>> Start Records supplied
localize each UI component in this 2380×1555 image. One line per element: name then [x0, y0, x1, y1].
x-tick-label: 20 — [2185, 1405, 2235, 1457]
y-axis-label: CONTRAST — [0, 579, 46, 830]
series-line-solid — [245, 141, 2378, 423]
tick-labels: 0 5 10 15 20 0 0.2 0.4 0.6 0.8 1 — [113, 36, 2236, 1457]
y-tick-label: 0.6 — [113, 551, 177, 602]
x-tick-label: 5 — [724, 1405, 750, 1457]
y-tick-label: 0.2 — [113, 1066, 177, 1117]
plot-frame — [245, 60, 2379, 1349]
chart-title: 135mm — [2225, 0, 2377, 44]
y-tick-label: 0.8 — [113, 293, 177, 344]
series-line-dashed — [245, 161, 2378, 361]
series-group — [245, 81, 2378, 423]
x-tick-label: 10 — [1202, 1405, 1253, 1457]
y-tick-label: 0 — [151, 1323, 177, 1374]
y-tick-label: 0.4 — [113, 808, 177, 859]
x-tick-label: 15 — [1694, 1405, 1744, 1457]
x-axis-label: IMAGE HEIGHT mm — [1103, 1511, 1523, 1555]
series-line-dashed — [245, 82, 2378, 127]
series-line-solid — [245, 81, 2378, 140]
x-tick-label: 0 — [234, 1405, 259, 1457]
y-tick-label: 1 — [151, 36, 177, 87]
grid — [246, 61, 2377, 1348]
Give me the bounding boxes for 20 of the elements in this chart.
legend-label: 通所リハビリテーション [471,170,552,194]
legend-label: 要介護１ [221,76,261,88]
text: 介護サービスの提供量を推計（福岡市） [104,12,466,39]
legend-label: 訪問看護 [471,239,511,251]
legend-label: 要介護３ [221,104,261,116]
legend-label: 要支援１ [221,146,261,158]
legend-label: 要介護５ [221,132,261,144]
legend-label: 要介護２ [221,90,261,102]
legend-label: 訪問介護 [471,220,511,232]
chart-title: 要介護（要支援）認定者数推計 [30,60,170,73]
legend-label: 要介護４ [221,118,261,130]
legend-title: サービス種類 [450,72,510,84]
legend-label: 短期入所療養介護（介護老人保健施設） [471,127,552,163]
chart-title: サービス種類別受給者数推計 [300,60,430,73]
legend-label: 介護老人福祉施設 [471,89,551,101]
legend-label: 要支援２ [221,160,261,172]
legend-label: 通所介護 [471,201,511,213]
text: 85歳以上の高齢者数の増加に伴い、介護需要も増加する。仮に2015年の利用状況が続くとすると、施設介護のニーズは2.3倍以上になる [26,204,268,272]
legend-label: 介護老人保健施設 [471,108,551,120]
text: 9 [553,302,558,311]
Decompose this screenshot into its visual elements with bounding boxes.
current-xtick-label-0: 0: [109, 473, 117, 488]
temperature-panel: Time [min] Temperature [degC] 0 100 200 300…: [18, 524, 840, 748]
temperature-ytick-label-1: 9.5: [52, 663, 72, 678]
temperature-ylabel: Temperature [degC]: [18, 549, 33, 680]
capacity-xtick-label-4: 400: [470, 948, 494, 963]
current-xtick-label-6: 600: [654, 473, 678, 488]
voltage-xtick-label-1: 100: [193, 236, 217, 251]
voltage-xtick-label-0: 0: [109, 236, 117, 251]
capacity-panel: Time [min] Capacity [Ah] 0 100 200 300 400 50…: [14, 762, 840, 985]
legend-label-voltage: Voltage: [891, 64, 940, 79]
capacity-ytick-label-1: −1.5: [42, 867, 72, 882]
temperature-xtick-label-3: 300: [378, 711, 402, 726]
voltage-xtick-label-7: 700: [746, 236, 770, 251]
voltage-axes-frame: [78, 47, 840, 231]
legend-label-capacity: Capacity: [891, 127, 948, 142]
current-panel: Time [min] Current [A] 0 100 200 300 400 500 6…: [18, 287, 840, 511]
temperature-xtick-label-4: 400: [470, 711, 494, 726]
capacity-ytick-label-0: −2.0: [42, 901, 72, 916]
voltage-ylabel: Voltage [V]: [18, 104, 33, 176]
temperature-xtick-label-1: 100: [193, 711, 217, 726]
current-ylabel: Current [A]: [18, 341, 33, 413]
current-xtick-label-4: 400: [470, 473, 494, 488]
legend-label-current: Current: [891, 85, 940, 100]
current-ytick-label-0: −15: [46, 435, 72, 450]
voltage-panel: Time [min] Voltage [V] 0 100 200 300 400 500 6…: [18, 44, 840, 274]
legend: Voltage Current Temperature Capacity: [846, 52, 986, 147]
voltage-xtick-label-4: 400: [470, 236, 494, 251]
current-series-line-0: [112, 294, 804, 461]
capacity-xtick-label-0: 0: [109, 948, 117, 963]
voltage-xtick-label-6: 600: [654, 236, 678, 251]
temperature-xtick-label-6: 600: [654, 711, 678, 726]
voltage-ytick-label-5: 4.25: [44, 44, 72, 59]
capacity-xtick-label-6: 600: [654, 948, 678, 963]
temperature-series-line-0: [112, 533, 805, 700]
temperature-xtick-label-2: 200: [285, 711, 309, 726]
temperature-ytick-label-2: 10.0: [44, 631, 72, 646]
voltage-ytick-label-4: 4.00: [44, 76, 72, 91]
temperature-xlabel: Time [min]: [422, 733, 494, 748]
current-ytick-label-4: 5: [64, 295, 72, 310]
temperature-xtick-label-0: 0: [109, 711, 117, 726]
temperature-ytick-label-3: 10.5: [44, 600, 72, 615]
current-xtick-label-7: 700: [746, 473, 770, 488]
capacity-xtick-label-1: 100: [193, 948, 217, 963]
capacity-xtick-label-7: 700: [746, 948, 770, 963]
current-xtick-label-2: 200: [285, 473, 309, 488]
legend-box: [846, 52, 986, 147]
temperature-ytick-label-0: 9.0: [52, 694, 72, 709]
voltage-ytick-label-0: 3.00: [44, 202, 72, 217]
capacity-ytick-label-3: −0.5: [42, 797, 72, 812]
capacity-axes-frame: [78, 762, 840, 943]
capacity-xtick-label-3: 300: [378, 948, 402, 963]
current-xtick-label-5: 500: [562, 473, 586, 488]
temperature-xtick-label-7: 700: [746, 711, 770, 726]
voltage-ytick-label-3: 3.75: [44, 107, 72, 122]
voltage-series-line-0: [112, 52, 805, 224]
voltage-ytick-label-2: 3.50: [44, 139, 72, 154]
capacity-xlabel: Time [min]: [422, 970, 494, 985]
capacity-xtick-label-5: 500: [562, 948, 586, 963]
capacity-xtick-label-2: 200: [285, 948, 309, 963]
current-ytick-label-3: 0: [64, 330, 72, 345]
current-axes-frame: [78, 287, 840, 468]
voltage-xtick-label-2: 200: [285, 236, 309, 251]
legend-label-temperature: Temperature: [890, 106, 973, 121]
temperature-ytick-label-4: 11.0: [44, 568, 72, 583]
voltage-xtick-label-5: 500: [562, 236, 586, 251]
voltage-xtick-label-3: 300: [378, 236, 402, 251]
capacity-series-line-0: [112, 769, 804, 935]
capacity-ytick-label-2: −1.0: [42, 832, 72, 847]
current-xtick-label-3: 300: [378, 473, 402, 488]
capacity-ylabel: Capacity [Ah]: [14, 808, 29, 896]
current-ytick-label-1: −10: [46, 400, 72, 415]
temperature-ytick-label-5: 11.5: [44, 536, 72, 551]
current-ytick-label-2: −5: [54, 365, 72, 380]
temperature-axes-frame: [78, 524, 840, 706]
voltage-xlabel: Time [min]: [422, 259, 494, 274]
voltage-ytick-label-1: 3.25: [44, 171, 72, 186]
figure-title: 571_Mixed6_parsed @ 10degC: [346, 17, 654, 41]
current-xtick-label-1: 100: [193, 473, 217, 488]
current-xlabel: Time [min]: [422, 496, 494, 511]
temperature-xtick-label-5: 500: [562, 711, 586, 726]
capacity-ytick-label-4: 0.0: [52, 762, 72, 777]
>> End Records supplied
What the task requires: Determine how many lines of the data above contain the string "panel", and reply with that number alone.

In response: 4